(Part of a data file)
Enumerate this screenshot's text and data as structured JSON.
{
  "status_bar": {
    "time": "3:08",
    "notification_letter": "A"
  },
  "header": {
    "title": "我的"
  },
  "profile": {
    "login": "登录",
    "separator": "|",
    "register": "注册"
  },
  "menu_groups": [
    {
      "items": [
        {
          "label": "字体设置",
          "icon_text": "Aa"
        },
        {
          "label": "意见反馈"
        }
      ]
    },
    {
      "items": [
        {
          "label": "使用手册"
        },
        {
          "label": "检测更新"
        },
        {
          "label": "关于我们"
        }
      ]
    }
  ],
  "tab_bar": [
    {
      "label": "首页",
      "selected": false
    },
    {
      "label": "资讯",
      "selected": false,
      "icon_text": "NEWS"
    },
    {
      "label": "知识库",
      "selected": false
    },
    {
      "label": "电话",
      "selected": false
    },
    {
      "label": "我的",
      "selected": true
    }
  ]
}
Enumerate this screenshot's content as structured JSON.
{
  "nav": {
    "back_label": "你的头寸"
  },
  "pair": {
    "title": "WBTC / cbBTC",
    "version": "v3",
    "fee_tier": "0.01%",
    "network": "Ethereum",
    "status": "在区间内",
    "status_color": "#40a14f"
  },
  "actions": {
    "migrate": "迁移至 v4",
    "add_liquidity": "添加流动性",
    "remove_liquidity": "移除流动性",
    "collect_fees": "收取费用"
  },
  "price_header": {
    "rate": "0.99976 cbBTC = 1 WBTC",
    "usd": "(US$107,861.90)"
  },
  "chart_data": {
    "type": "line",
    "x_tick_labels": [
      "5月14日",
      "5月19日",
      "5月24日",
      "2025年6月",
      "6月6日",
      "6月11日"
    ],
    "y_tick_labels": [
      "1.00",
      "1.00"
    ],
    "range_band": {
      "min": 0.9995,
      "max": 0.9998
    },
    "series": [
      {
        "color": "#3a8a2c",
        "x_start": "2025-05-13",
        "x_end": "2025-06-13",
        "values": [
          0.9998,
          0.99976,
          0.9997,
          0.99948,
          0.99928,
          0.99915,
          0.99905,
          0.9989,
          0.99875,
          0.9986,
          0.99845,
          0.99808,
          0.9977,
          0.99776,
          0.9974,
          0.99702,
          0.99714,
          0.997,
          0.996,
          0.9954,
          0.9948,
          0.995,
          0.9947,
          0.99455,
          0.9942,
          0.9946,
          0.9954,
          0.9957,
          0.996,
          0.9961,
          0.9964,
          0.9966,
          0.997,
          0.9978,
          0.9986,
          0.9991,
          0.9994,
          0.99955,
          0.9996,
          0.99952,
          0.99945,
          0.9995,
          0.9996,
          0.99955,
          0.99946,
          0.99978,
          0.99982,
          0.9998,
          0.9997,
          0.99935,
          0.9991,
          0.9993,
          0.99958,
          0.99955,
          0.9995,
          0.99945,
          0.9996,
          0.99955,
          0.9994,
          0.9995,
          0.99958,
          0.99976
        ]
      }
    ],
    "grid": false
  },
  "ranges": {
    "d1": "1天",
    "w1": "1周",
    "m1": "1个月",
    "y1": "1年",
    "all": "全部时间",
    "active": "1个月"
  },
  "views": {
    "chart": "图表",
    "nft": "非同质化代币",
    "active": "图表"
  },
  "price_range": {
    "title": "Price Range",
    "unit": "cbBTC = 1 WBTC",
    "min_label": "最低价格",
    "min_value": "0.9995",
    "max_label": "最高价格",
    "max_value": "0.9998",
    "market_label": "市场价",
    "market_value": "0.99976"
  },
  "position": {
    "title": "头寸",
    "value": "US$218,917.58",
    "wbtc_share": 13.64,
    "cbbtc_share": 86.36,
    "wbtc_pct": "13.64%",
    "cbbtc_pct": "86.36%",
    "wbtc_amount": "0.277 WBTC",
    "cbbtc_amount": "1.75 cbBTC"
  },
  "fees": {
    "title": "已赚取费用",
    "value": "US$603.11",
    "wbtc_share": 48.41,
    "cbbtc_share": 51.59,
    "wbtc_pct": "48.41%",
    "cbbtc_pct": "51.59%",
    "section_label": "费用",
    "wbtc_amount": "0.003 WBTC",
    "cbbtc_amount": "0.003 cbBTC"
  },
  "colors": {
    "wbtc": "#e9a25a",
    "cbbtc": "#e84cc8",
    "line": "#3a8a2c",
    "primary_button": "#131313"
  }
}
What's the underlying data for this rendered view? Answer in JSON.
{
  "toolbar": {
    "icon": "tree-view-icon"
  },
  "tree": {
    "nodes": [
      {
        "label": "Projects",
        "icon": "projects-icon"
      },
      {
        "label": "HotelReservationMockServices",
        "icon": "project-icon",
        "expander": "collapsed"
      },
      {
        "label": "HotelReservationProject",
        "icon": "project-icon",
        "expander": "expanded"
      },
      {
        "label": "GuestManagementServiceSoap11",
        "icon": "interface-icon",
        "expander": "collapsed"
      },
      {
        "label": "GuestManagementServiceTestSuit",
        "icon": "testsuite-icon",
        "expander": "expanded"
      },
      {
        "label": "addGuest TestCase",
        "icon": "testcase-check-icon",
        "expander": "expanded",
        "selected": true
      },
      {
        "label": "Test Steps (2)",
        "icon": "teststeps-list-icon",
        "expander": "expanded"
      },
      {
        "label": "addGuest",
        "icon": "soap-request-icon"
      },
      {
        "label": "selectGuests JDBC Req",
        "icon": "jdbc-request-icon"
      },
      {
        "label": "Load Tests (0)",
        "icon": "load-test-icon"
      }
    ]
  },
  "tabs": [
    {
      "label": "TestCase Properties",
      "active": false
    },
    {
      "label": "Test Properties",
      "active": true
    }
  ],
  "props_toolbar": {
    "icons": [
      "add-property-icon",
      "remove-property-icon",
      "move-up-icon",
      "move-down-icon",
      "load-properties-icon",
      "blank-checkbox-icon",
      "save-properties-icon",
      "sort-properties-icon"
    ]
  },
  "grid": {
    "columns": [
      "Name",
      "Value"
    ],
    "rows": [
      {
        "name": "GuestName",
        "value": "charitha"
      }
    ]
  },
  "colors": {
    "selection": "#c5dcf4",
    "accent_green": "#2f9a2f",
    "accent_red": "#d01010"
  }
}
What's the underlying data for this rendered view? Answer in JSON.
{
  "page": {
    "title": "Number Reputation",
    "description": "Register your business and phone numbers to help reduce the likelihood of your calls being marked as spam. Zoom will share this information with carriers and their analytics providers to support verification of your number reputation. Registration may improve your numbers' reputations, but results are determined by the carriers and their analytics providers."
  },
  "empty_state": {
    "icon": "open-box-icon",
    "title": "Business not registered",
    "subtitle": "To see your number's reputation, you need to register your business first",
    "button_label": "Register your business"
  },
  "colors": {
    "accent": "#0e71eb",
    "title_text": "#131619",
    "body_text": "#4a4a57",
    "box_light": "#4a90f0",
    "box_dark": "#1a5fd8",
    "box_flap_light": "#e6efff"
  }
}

### AIM
Repeat every entry exactly as written above.

### PROBLEM SOLUTION
Enumerate this screenshot's text and data as structured JSON.
{
  "status_bar": {
    "time": "3:08",
    "notification_letter": "A"
  },
  "header": {
    "title": "我的"
  },
  "profile": {
    "login": "登录",
    "separator": "|",
    "register": "注册"
  },
  "menu_groups": [
    {
      "items": [
        {
          "label": "字体设置",
          "icon_text": "Aa"
        },
        {
          "label": "意见反馈"
        }
      ]
    },
    {
      "items": [
        {
          "label": "使用手册"
        },
        {
          "label": "检测更新"
        },
        {
          "label": "关于我们"
        }
      ]
    }
  ],
  "tab_bar": [
    {
      "label": "首页",
      "selected": false
    },
    {
      "label": "资讯",
      "selected": false,
      "icon_text": "NEWS"
    },
    {
      "label": "知识库",
      "selected": false
    },
    {
      "label": "电话",
      "selected": false
    },
    {
      "label": "我的",
      "selected": true
    }
  ]
}
Enumerate this screenshot's content as structured JSON.
{
  "nav": {
    "back_label": "你的头寸"
  },
  "pair": {
    "title": "WBTC / cbBTC",
    "version": "v3",
    "fee_tier": "0.01%",
    "network": "Ethereum",
    "status": "在区间内",
    "status_color": "#40a14f"
  },
  "actions": {
    "migrate": "迁移至 v4",
    "add_liquidity": "添加流动性",
    "remove_liquidity": "移除流动性",
    "collect_fees": "收取费用"
  },
  "price_header": {
    "rate": "0.99976 cbBTC = 1 WBTC",
    "usd": "(US$107,861.90)"
  },
  "chart_data": {
    "type": "line",
    "x_tick_labels": [
      "5月14日",
      "5月19日",
      "5月24日",
      "2025年6月",
      "6月6日",
      "6月11日"
    ],
    "y_tick_labels": [
      "1.00",
      "1.00"
    ],
    "range_band": {
      "min": 0.9995,
      "max": 0.9998
    },
    "series": [
      {
        "color": "#3a8a2c",
        "x_start": "2025-05-13",
        "x_end": "2025-06-13",
        "values": [
          0.9998,
          0.99976,
          0.9997,
          0.99948,
          0.99928,
          0.99915,
          0.99905,
          0.9989,
          0.99875,
          0.9986,
          0.99845,
          0.99808,
          0.9977,
          0.99776,
          0.9974,
          0.99702,
          0.99714,
          0.997,
          0.996,
          0.9954,
          0.9948,
          0.995,
          0.9947,
          0.99455,
          0.9942,
          0.9946,
          0.9954,
          0.9957,
          0.996,
          0.9961,
          0.9964,
          0.9966,
          0.997,
          0.9978,
          0.9986,
          0.9991,
          0.9994,
          0.99955,
          0.9996,
          0.99952,
          0.99945,
          0.9995,
          0.9996,
          0.99955,
          0.99946,
          0.99978,
          0.99982,
          0.9998,
          0.9997,
          0.99935,
          0.9991,
          0.9993,
          0.99958,
          0.99955,
          0.9995,
          0.99945,
          0.9996,
          0.99955,
          0.9994,
          0.9995,
          0.99958,
          0.99976
        ]
      }
    ],
    "grid": false
  },
  "ranges": {
    "d1": "1天",
    "w1": "1周",
    "m1": "1个月",
    "y1": "1年",
    "all": "全部时间",
    "active": "1个月"
  },
  "views": {
    "chart": "图表",
    "nft": "非同质化代币",
    "active": "图表"
  },
  "price_range": {
    "title": "Price Range",
    "unit": "cbBTC = 1 WBTC",
    "min_label": "最低价格",
    "min_value": "0.9995",
    "max_label": "最高价格",
    "max_value": "0.9998",
    "market_label": "市场价",
    "market_value": "0.99976"
  },
  "position": {
    "title": "头寸",
    "value": "US$218,917.58",
    "wbtc_share": 13.64,
    "cbbtc_share": 86.36,
    "wbtc_pct": "13.64%",
    "cbbtc_pct": "86.36%",
    "wbtc_amount": "0.277 WBTC",
    "cbbtc_amount": "1.75 cbBTC"
  },
  "fees": {
    "title": "已赚取费用",
    "value": "US$603.11",
    "wbtc_share": 48.41,
    "cbbtc_share": 51.59,
    "wbtc_pct": "48.41%",
    "cbbtc_pct": "51.59%",
    "section_label": "费用",
    "wbtc_amount": "0.003 WBTC",
    "cbbtc_amount": "0.003 cbBTC"
  },
  "colors": {
    "wbtc": "#e9a25a",
    "cbbtc": "#e84cc8",
    "line": "#3a8a2c",
    "primary_button": "#131313"
  }
}
What's the underlying data for this rendered view? Answer in JSON.
{
  "toolbar": {
    "icon": "tree-view-icon"
  },
  "tree": {
    "nodes": [
      {
        "label": "Projects",
        "icon": "projects-icon"
      },
      {
        "label": "HotelReservationMockServices",
        "icon": "project-icon",
        "expander": "collapsed"
      },
      {
        "label": "HotelReservationProject",
        "icon": "project-icon",
        "expander": "expanded"
      },
      {
        "label": "GuestManagementServiceSoap11",
        "icon": "interface-icon",
        "expander": "collapsed"
      },
      {
        "label": "GuestManagementServiceTestSuit",
        "icon": "testsuite-icon",
        "expander": "expanded"
      },
      {
        "label": "addGuest TestCase",
        "icon": "testcase-check-icon",
        "expander": "expanded",
        "selected": true
      },
      {
        "label": "Test Steps (2)",
        "icon": "teststeps-list-icon",
        "expander": "expanded"
      },
      {
        "label": "addGuest",
        "icon": "soap-request-icon"
      },
      {
        "label": "selectGuests JDBC Req",
        "icon": "jdbc-request-icon"
      },
      {
        "label": "Load Tests (0)",
        "icon": "load-test-icon"
      }
    ]
  },
  "tabs": [
    {
      "label": "TestCase Properties",
      "active": false
    },
    {
      "label": "Test Properties",
      "active": true
    }
  ],
  "props_toolbar": {
    "icons": [
      "add-property-icon",
      "remove-property-icon",
      "move-up-icon",
      "move-down-icon",
      "load-properties-icon",
      "blank-checkbox-icon",
      "save-properties-icon",
      "sort-properties-icon"
    ]
  },
  "grid": {
    "columns": [
      "Name",
      "Value"
    ],
    "rows": [
      {
        "name": "GuestName",
        "value": "charitha"
      }
    ]
  },
  "colors": {
    "selection": "#c5dcf4",
    "accent_green": "#2f9a2f",
    "accent_red": "#d01010"
  }
}
What's the underlying data for this rendered view? Answer in JSON.
{
  "page": {
    "title": "Number Reputation",
    "description": "Register your business and phone numbers to help reduce the likelihood of your calls being marked as spam. Zoom will share this information with carriers and their analytics providers to support verification of your number reputation. Registration may improve your numbers' reputations, but results are determined by the carriers and their analytics providers."
  },
  "empty_state": {
    "icon": "open-box-icon",
    "title": "Business not registered",
    "subtitle": "To see your number's reputation, you need to register your business first",
    "button_label": "Register your business"
  },
  "colors": {
    "accent": "#0e71eb",
    "title_text": "#131619",
    "body_text": "#4a4a57",
    "box_light": "#4a90f0",
    "box_dark": "#1a5fd8",
    "box_flap_light": "#e6efff"
  }
}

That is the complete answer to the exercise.